**DIRECTIONS FOR THIS TASK**: Copy out the rows word for word, from the very first line through the line that holds "legend-label[interactable]: GSM5574730 <box>601", both ends included.

■ ■ ■ ■ ■

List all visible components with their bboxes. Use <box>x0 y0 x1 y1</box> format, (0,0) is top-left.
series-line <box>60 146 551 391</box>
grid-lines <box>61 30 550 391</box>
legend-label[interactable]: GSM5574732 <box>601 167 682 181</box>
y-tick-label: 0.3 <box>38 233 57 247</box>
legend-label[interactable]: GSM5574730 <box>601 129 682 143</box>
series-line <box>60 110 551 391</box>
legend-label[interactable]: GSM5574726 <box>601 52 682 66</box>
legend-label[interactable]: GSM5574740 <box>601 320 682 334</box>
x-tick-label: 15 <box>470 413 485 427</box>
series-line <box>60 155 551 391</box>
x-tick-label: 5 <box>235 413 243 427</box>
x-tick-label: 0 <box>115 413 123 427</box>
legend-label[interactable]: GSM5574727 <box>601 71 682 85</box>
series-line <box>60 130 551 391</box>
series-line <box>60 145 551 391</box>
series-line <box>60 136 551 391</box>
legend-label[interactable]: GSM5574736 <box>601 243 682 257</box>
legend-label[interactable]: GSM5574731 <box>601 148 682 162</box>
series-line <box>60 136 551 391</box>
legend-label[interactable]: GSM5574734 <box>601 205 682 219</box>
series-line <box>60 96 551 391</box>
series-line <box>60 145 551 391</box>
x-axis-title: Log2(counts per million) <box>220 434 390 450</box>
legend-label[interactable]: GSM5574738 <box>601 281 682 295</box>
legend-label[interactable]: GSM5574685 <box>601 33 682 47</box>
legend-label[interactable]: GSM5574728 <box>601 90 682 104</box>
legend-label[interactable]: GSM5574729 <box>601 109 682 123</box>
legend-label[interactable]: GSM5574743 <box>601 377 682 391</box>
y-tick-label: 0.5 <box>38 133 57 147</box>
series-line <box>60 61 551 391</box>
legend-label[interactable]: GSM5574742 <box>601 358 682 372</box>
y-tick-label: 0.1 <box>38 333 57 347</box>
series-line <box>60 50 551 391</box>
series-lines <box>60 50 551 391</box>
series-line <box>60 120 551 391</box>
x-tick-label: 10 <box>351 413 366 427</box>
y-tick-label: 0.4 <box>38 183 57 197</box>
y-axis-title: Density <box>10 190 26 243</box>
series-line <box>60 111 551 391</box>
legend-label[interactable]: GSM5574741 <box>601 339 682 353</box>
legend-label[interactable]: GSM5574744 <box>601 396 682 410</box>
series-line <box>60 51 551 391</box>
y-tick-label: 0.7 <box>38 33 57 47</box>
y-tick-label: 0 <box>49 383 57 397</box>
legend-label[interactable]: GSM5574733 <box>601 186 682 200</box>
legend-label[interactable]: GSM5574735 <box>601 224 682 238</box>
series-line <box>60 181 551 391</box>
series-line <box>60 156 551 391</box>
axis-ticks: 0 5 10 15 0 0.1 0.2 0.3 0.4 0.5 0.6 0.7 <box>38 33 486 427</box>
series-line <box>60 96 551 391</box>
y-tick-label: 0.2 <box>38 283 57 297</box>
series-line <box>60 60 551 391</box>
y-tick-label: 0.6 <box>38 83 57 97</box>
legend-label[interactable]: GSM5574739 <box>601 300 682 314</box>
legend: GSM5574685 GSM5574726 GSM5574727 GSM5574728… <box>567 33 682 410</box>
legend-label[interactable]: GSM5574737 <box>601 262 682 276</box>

■ ■ ■ ■ ■

**OUTPUT FOR THIS EXERCISE**:
List all visible components with their bboxes. Use <box>x0 y0 x1 y1</box> format, (0,0) is top-left.
series-line <box>60 146 551 391</box>
grid-lines <box>61 30 550 391</box>
legend-label[interactable]: GSM5574732 <box>601 167 682 181</box>
y-tick-label: 0.3 <box>38 233 57 247</box>
legend-label[interactable]: GSM5574730 <box>601 129 682 143</box>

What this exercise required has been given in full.